Task objective >> Write out each entry again. Keep every word exactly as it is.

— BEGIN Records to process —

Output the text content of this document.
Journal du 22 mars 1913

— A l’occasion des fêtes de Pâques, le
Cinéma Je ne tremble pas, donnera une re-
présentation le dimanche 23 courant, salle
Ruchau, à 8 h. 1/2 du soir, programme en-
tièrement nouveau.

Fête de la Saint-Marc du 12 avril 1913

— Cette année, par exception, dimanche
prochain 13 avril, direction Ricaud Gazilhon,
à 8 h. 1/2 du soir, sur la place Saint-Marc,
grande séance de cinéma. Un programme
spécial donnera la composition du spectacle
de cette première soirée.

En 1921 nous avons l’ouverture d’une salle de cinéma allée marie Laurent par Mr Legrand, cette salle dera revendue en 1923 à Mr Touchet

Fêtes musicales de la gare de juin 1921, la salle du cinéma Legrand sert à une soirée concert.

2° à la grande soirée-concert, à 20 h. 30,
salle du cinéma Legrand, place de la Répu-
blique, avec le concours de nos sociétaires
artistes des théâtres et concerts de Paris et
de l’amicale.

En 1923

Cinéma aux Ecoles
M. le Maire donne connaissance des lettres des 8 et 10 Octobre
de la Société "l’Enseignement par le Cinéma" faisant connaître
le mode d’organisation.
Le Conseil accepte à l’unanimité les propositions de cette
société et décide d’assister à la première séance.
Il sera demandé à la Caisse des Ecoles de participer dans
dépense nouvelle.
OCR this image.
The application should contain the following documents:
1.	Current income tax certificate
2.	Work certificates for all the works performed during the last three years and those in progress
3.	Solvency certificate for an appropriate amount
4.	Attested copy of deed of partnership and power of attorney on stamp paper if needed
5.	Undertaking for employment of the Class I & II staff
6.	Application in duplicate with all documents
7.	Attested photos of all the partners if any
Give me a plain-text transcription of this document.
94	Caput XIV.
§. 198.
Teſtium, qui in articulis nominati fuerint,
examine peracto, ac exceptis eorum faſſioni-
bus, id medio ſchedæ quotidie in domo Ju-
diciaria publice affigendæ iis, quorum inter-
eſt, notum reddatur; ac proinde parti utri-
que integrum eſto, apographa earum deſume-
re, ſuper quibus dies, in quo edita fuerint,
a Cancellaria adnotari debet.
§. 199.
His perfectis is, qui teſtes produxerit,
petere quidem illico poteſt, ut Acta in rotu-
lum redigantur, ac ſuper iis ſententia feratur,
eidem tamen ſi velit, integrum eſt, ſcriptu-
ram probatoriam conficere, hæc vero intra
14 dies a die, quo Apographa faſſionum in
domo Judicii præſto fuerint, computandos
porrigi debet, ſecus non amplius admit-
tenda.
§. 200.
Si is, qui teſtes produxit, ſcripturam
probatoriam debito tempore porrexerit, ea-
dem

— END Records to process —

Correct response >>
Output the text content of this document.
Journal du 22 mars 1913

— A l’occasion des fêtes de Pâques, le
Cinéma Je ne tremble pas, donnera une re-
présentation le dimanche 23 courant, salle
Ruchau, à 8 h. 1/2 du soir, programme en-
tièrement nouveau.

Fête de la Saint-Marc du 12 avril 1913

— Cette année, par exception, dimanche
prochain 13 avril, direction Ricaud Gazilhon,
à 8 h. 1/2 du soir, sur la place Saint-Marc,
grande séance de cinéma. Un programme
spécial donnera la composition du spectacle
de cette première soirée.

En 1921 nous avons l’ouverture d’une salle de cinéma allée marie Laurent par Mr Legrand, cette salle dera revendue en 1923 à Mr Touchet

Fêtes musicales de la gare de juin 1921, la salle du cinéma Legrand sert à une soirée concert.

2° à la grande soirée-concert, à 20 h. 30,
salle du cinéma Legrand, place de la Répu-
blique, avec le concours de nos sociétaires
artistes des théâtres et concerts de Paris et
de l’amicale.

En 1923

Cinéma aux Ecoles
M. le Maire donne connaissance des lettres des 8 et 10 Octobre
de la Société "l’Enseignement par le Cinéma" faisant connaître
le mode d’organisation.
Le Conseil accepte à l’unanimité les propositions de cette
société et décide d’assister à la première séance.
Il sera demandé à la Caisse des Ecoles de participer dans
dépense nouvelle.
OCR this image.
The application should contain the following documents:
1.	Current income tax certificate
2.	Work certificates for all the works performed during the last three years and those in progress
3.	Solvency certificate for an appropriate amount
4.	Attested copy of deed of partnership and power of attorney on stamp paper if needed
5.	Undertaking for employment of the Class I & II staff
6.	Application in duplicate with all documents
7.	Attested photos of all the partners if any
Give me a plain-text transcription of this document.
94	Caput XIV.
§. 198.
Teſtium, qui in articulis nominati fuerint,
examine peracto, ac exceptis eorum faſſioni-
bus, id medio ſchedæ quotidie in domo Ju-
diciaria publice affigendæ iis, quorum inter-
eſt, notum reddatur; ac proinde parti utri-
que integrum eſto, apographa earum deſume-
re, ſuper quibus dies, in quo edita fuerint,
a Cancellaria adnotari debet.
§. 199.
His perfectis is, qui teſtes produxerit,
petere quidem illico poteſt, ut Acta in rotu-
lum redigantur, ac ſuper iis ſententia feratur,
eidem tamen ſi velit, integrum eſt, ſcriptu-
ram probatoriam conficere, hæc vero intra
14 dies a die, quo Apographa faſſionum in
domo Judicii præſto fuerint, computandos
porrigi debet, ſecus non amplius admit-
tenda.
§. 200.
Si is, qui teſtes produxit, ſcripturam
probatoriam debito tempore porrexerit, ea-
dem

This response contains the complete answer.